ENTRIES SUPPLIED —
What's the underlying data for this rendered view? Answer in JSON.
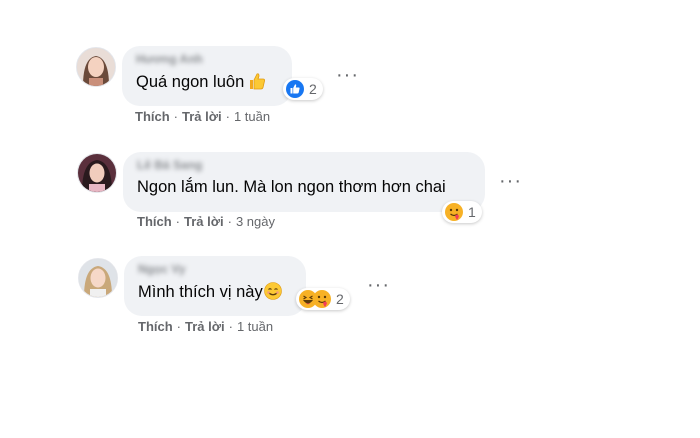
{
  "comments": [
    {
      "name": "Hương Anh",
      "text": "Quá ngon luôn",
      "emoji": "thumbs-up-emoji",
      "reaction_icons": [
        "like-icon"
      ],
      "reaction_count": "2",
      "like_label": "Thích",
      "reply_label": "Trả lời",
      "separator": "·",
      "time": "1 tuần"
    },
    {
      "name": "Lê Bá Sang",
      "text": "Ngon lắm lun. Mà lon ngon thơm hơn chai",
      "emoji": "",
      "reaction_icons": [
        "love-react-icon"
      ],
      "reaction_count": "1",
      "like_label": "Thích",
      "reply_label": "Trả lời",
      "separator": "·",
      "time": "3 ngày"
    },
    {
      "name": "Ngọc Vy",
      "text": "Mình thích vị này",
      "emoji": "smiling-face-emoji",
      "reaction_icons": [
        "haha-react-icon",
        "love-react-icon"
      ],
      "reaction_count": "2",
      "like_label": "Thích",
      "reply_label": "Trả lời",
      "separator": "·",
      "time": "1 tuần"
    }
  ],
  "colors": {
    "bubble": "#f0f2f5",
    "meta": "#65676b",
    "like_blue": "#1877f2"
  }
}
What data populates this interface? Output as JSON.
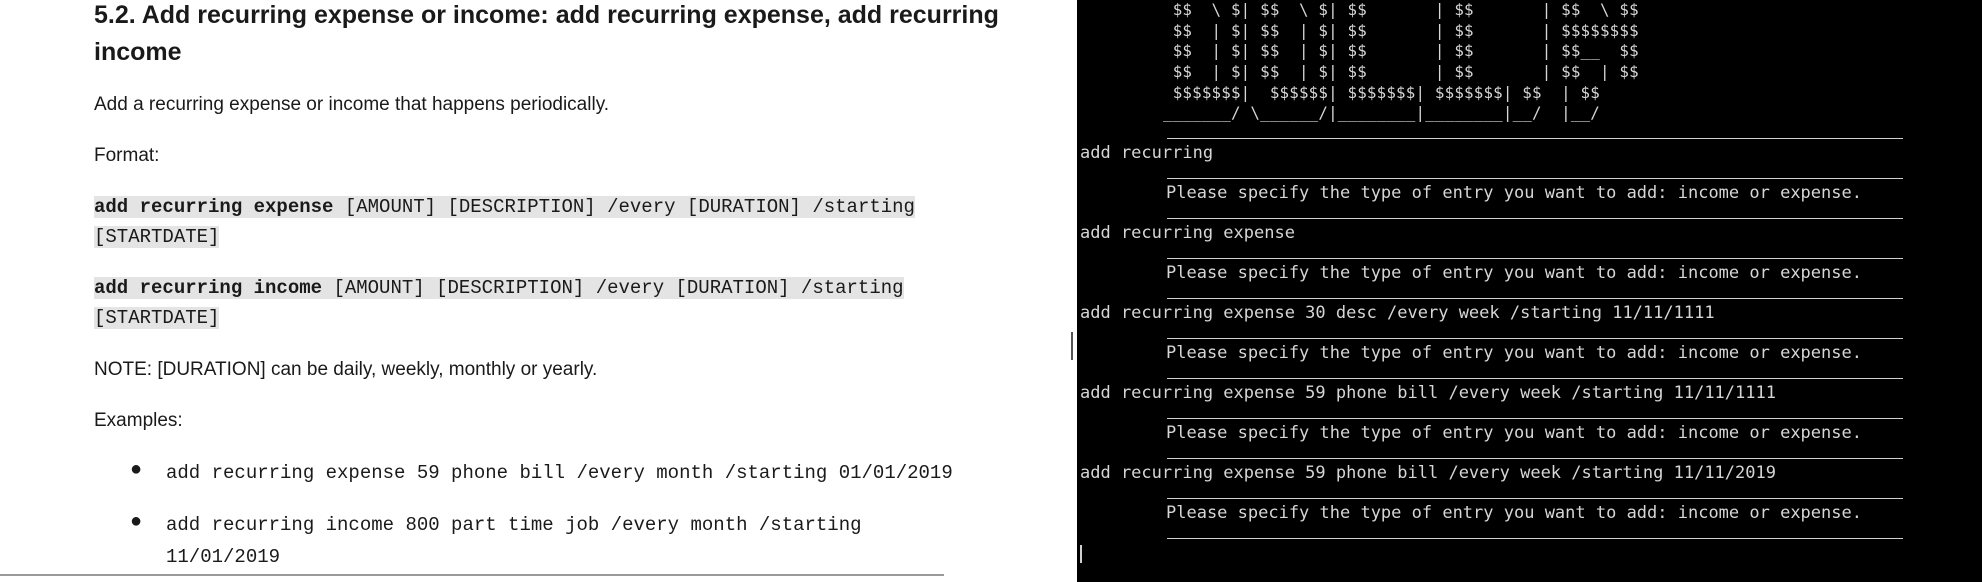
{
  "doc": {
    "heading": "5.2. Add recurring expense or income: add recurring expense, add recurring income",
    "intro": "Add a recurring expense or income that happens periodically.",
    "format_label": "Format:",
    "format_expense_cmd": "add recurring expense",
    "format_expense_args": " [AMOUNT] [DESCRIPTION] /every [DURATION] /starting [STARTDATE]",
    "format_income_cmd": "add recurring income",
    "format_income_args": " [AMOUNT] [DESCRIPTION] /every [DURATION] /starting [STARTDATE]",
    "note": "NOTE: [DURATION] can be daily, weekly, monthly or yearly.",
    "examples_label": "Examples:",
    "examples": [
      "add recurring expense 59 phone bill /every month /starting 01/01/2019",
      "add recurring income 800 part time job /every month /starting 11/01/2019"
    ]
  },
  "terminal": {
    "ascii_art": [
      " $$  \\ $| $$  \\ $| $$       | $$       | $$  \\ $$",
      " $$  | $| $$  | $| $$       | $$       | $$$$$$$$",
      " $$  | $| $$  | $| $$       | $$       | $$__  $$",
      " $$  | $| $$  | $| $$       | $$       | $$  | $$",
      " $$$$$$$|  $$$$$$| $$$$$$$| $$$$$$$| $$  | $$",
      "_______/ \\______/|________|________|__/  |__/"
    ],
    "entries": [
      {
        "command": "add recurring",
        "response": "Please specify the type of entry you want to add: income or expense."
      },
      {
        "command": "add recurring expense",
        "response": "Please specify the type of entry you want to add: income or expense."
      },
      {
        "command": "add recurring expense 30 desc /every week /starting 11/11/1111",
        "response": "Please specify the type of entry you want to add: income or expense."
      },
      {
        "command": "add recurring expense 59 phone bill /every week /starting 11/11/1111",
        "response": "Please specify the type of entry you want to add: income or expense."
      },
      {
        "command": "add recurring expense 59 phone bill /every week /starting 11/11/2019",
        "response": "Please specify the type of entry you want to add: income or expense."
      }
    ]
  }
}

WHAT IS REQUIRED —
Filter the records, keeping only lines that contain "DESCRIPTION", and show those lines.

OUTPUT BELOW —
    "format_expense_args": " [AMOUNT] [DESCRIPTION] /every [DURATION] /starting [STARTDATE]",
    "format_income_args": " [AMOUNT] [DESCRIPTION] /every [DURATION] /starting [STARTDATE]",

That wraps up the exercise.